— start RECORDS PROVIDED —

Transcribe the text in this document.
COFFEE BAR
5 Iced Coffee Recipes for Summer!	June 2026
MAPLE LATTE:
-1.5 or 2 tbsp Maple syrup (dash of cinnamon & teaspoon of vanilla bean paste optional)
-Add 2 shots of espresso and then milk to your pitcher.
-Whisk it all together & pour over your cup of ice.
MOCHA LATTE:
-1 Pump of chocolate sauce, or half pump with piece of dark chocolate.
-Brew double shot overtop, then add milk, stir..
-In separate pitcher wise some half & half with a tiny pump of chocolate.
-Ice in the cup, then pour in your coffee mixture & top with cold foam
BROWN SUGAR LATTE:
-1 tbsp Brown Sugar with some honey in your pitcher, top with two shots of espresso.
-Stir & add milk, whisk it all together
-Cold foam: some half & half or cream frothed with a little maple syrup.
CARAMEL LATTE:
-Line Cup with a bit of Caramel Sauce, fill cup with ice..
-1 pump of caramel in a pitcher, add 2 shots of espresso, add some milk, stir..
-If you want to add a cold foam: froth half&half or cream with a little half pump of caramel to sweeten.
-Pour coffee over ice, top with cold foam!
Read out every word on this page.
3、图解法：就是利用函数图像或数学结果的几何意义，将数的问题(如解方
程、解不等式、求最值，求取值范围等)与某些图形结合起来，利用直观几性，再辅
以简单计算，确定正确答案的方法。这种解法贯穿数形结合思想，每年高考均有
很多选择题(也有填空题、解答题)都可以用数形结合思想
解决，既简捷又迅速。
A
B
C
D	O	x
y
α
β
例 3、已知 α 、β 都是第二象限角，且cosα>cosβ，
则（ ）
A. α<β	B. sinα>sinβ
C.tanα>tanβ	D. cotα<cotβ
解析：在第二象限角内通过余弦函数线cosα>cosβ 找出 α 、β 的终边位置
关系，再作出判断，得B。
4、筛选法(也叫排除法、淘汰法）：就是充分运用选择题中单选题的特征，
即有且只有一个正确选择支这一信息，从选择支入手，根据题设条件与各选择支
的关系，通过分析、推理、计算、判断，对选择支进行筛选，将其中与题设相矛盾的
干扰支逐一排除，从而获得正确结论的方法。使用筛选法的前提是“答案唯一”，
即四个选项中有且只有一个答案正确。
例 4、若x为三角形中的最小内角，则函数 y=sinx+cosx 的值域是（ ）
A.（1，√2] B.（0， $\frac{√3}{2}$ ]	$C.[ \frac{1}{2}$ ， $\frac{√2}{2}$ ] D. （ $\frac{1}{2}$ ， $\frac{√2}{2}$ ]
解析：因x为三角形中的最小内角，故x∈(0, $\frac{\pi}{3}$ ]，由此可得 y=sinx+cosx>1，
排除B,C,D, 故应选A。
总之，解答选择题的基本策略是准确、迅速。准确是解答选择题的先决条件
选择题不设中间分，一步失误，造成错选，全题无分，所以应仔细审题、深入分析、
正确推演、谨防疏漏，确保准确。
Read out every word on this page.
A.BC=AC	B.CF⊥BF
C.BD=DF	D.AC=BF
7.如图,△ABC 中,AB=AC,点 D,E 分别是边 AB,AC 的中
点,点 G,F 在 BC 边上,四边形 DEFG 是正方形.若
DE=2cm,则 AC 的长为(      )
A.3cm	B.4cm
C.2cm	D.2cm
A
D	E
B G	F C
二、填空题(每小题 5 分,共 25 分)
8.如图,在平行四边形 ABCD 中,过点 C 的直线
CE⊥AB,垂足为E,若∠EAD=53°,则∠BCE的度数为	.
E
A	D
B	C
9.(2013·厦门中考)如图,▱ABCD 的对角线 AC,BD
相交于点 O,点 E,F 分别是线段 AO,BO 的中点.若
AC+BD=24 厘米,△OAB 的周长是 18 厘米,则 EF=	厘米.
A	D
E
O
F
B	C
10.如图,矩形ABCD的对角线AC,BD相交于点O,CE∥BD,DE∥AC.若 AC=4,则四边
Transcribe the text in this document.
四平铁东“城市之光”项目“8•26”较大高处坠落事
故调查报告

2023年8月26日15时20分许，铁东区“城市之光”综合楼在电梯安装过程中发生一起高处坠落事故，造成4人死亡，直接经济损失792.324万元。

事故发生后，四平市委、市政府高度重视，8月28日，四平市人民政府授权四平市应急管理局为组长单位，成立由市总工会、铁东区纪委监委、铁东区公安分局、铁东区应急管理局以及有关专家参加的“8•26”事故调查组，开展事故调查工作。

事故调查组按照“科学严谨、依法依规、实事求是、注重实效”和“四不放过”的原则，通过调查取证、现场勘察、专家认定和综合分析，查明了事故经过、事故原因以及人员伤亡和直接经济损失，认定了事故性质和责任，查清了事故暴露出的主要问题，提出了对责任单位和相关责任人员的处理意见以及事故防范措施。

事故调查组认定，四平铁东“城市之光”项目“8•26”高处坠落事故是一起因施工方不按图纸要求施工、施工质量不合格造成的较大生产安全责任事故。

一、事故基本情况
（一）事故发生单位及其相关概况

— end RECORDS PROVIDED —

_WHAT TO WORK ON:_ Each entry above is to be quoted exactly.

_RESULT FOR THIS TASK:_
Transcribe the text in this document.
COFFEE BAR
5 Iced Coffee Recipes for Summer!	June 2026
MAPLE LATTE:
-1.5 or 2 tbsp Maple syrup (dash of cinnamon & teaspoon of vanilla bean paste optional)
-Add 2 shots of espresso and then milk to your pitcher.
-Whisk it all together & pour over your cup of ice.
MOCHA LATTE:
-1 Pump of chocolate sauce, or half pump with piece of dark chocolate.
-Brew double shot overtop, then add milk, stir..
-In separate pitcher wise some half & half with a tiny pump of chocolate.
-Ice in the cup, then pour in your coffee mixture & top with cold foam
BROWN SUGAR LATTE:
-1 tbsp Brown Sugar with some honey in your pitcher, top with two shots of espresso.
-Stir & add milk, whisk it all together
-Cold foam: some half & half or cream frothed with a little maple syrup.
CARAMEL LATTE:
-Line Cup with a bit of Caramel Sauce, fill cup with ice..
-1 pump of caramel in a pitcher, add 2 shots of espresso, add some milk, stir..
-If you want to add a cold foam: froth half&half or cream with a little half pump of caramel to sweeten.
-Pour coffee over ice, top with cold foam!
Read out every word on this page.
3、图解法：就是利用函数图像或数学结果的几何意义，将数的问题(如解方
程、解不等式、求最值，求取值范围等)与某些图形结合起来，利用直观几性，再辅
以简单计算，确定正确答案的方法。这种解法贯穿数形结合思想，每年高考均有
很多选择题(也有填空题、解答题)都可以用数形结合思想
解决，既简捷又迅速。
A
B
C
D	O	x
y
α
β
例 3、已知 α 、β 都是第二象限角，且cosα>cosβ，
则（ ）
A. α<β	B. sinα>sinβ
C.tanα>tanβ	D. cotα<cotβ
解析：在第二象限角内通过余弦函数线cosα>cosβ 找出 α 、β 的终边位置
关系，再作出判断，得B。
4、筛选法(也叫排除法、淘汰法）：就是充分运用选择题中单选题的特征，
即有且只有一个正确选择支这一信息，从选择支入手，根据题设条件与各选择支
的关系，通过分析、推理、计算、判断，对选择支进行筛选，将其中与题设相矛盾的
干扰支逐一排除，从而获得正确结论的方法。使用筛选法的前提是“答案唯一”，
即四个选项中有且只有一个答案正确。
例 4、若x为三角形中的最小内角，则函数 y=sinx+cosx 的值域是（ ）
A.（1，√2] B.（0， $\frac{√3}{2}$ ]	$C.[ \frac{1}{2}$ ， $\frac{√2}{2}$ ] D. （ $\frac{1}{2}$ ， $\frac{√2}{2}$ ]
解析：因x为三角形中的最小内角，故x∈(0, $\frac{\pi}{3}$ ]，由此可得 y=sinx+cosx>1，
排除B,C,D, 故应选A。
总之，解答选择题的基本策略是准确、迅速。准确是解答选择题的先决条件
选择题不设中间分，一步失误，造成错选，全题无分，所以应仔细审题、深入分析、
正确推演、谨防疏漏，确保准确。
Read out every word on this page.
A.BC=AC	B.CF⊥BF
C.BD=DF	D.AC=BF
7.如图,△ABC 中,AB=AC,点 D,E 分别是边 AB,AC 的中
点,点 G,F 在 BC 边上,四边形 DEFG 是正方形.若
DE=2cm,则 AC 的长为(      )
A.3cm	B.4cm
C.2cm	D.2cm
A
D	E
B G	F C
二、填空题(每小题 5 分,共 25 分)
8.如图,在平行四边形 ABCD 中,过点 C 的直线
CE⊥AB,垂足为E,若∠EAD=53°,则∠BCE的度数为	.
E
A	D
B	C
9.(2013·厦门中考)如图,▱ABCD 的对角线 AC,BD
相交于点 O,点 E,F 分别是线段 AO,BO 的中点.若
AC+BD=24 厘米,△OAB 的周长是 18 厘米,则 EF=	厘米.
A	D
E
O
F
B	C
10.如图,矩形ABCD的对角线AC,BD相交于点O,CE∥BD,DE∥AC.若 AC=4,则四边
Transcribe the text in this document.
四平铁东“城市之光”项目“8•26”较大高处坠落事
故调查报告

2023年8月26日15时20分许，铁东区“城市之光”综合楼在电梯安装过程中发生一起高处坠落事故，造成4人死亡，直接经济损失792.324万元。

事故发生后，四平市委、市政府高度重视，8月28日，四平市人民政府授权四平市应急管理局为组长单位，成立由市总工会、铁东区纪委监委、铁东区公安分局、铁东区应急管理局以及有关专家参加的“8•26”事故调查组，开展事故调查工作。

事故调查组按照“科学严谨、依法依规、实事求是、注重实效”和“四不放过”的原则，通过调查取证、现场勘察、专家认定和综合分析，查明了事故经过、事故原因以及人员伤亡和直接经济损失，认定了事故性质和责任，查清了事故暴露出的主要问题，提出了对责任单位和相关责任人员的处理意见以及事故防范措施。

事故调查组认定，四平铁东“城市之光”项目“8•26”高处坠落事故是一起因施工方不按图纸要求施工、施工质量不合格造成的较大生产安全责任事故。

一、事故基本情况
（一）事故发生单位及其相关概况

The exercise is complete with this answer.